Exercise instructions
Print all of the entries exactly, minus the pictures.

##########

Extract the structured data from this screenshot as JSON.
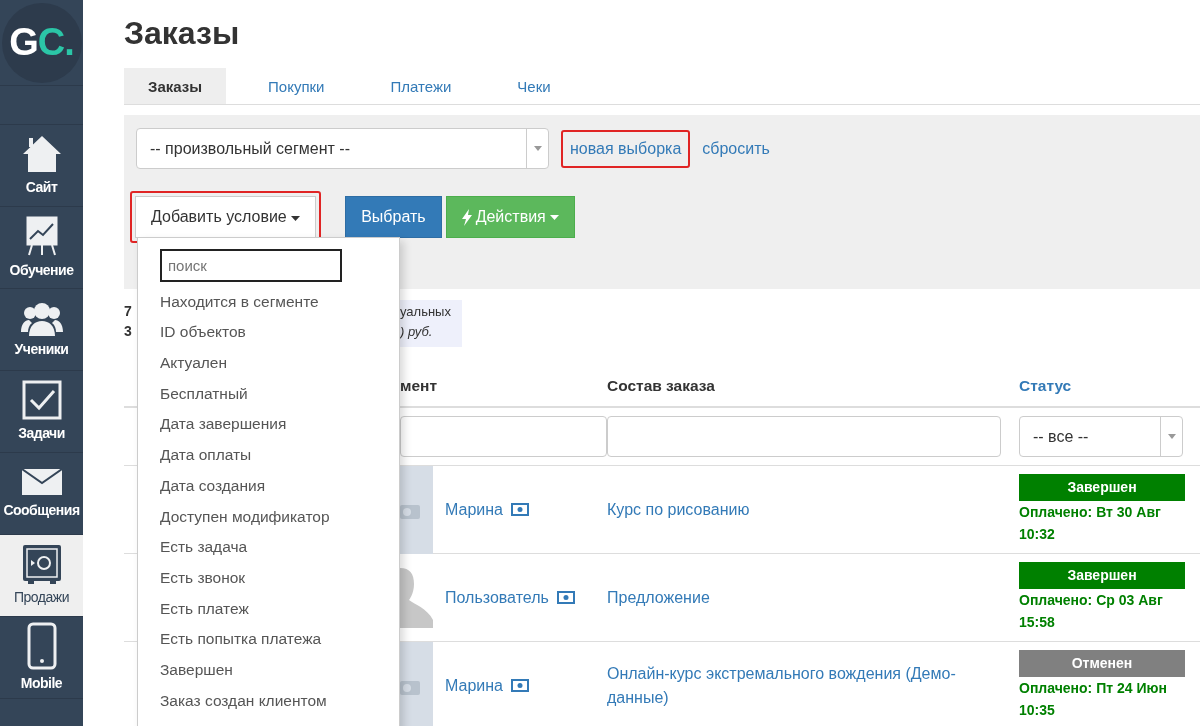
{
  "sidebar": {
    "logo": {
      "first": "G",
      "second": "C."
    },
    "items": [
      {
        "label": "Сайт",
        "kind": "house",
        "selected": false
      },
      {
        "label": "Обучение",
        "kind": "chart",
        "selected": false
      },
      {
        "label": "Ученики",
        "kind": "people",
        "selected": false
      },
      {
        "label": "Задачи",
        "kind": "checkbox",
        "selected": false
      },
      {
        "label": "Сообщения",
        "kind": "envelope",
        "selected": false
      },
      {
        "label": "Продажи",
        "kind": "safe",
        "selected": true
      },
      {
        "label": "Mobile",
        "kind": "phone",
        "selected": false
      }
    ]
  },
  "page_title": "Заказы",
  "tabs": [
    {
      "label": "Заказы",
      "selected": true
    },
    {
      "label": "Покупки",
      "selected": false
    },
    {
      "label": "Платежи",
      "selected": false
    },
    {
      "label": "Чеки",
      "selected": false
    }
  ],
  "filter": {
    "segment_select": "-- произвольный сегмент --",
    "new_selection_link": "новая выборка",
    "reset_link": "сбросить",
    "add_condition_button": "Добавить условие",
    "select_button": "Выбрать",
    "actions_button": "Действия"
  },
  "condition_menu": {
    "search_placeholder": "поиск",
    "items": [
      "Находится в сегменте",
      "ID объектов",
      "Актуален",
      "Бесплатный",
      "Дата завершения",
      "Дата оплаты",
      "Дата создания",
      "Доступен модификатор",
      "Есть задача",
      "Есть звонок",
      "Есть платеж",
      "Есть попытка платежа",
      "Завершен",
      "Заказ создан клиентом"
    ]
  },
  "stats": {
    "lines": [
      "7",
      "3"
    ],
    "info_lines": [
      "уальных",
      ") руб."
    ]
  },
  "table": {
    "columns": [
      "мент",
      "Состав заказа",
      "Статус"
    ],
    "status_filter": "-- все --",
    "rows": [
      {
        "client": "Марина",
        "kind": "photo",
        "composition": "Курс по рисованию",
        "status": {
          "label": "Завершен",
          "color": "#008000"
        },
        "paid": "Оплачено: Вт 30 Авг 10:32"
      },
      {
        "client": "Пользователь",
        "kind": "silhouette",
        "composition": "Предложение",
        "status": {
          "label": "Завершен",
          "color": "#008000"
        },
        "paid": "Оплачено: Ср 03 Авг 15:58"
      },
      {
        "client": "Марина",
        "kind": "photo",
        "composition": "Онлайн-курс экстремального вождения (Демо-данные)",
        "status": {
          "label": "Отменен",
          "color": "#808080"
        },
        "paid": "Оплачено: Пт 24 Июн 10:35"
      }
    ]
  }
}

##########

Full solution
Extract the structured data from this screenshot as JSON.
{
  "sidebar": {
    "logo": {
      "first": "G",
      "second": "C."
    },
    "items": [
      {
        "label": "Сайт",
        "kind": "house",
        "selected": false
      },
      {
        "label": "Обучение",
        "kind": "chart",
        "selected": false
      },
      {
        "label": "Ученики",
        "kind": "people",
        "selected": false
      },
      {
        "label": "Задачи",
        "kind": "checkbox",
        "selected": false
      },
      {
        "label": "Сообщения",
        "kind": "envelope",
        "selected": false
      },
      {
        "label": "Продажи",
        "kind": "safe",
        "selected": true
      },
      {
        "label": "Mobile",
        "kind": "phone",
        "selected": false
      }
    ]
  },
  "page_title": "Заказы",
  "tabs": [
    {
      "label": "Заказы",
      "selected": true
    },
    {
      "label": "Покупки",
      "selected": false
    },
    {
      "label": "Платежи",
      "selected": false
    },
    {
      "label": "Чеки",
      "selected": false
    }
  ],
  "filter": {
    "segment_select": "-- произвольный сегмент --",
    "new_selection_link": "новая выборка",
    "reset_link": "сбросить",
    "add_condition_button": "Добавить условие",
    "select_button": "Выбрать",
    "actions_button": "Действия"
  },
  "condition_menu": {
    "search_placeholder": "поиск",
    "items": [
      "Находится в сегменте",
      "ID объектов",
      "Актуален",
      "Бесплатный",
      "Дата завершения",
      "Дата оплаты",
      "Дата создания",
      "Доступен модификатор",
      "Есть задача",
      "Есть звонок",
      "Есть платеж",
      "Есть попытка платежа",
      "Завершен",
      "Заказ создан клиентом"
    ]
  },
  "stats": {
    "lines": [
      "7",
      "3"
    ],
    "info_lines": [
      "уальных",
      ") руб."
    ]
  },
  "table": {
    "columns": [
      "мент",
      "Состав заказа",
      "Статус"
    ],
    "status_filter": "-- все --",
    "rows": [
      {
        "client": "Марина",
        "kind": "photo",
        "composition": "Курс по рисованию",
        "status": {
          "label": "Завершен",
          "color": "#008000"
        },
        "paid": "Оплачено: Вт 30 Авг 10:32"
      },
      {
        "client": "Пользователь",
        "kind": "silhouette",
        "composition": "Предложение",
        "status": {
          "label": "Завершен",
          "color": "#008000"
        },
        "paid": "Оплачено: Ср 03 Авг 15:58"
      },
      {
        "client": "Марина",
        "kind": "photo",
        "composition": "Онлайн-курс экстремального вождения (Демо-данные)",
        "status": {
          "label": "Отменен",
          "color": "#808080"
        },
        "paid": "Оплачено: Пт 24 Июн 10:35"
      }
    ]
  }
}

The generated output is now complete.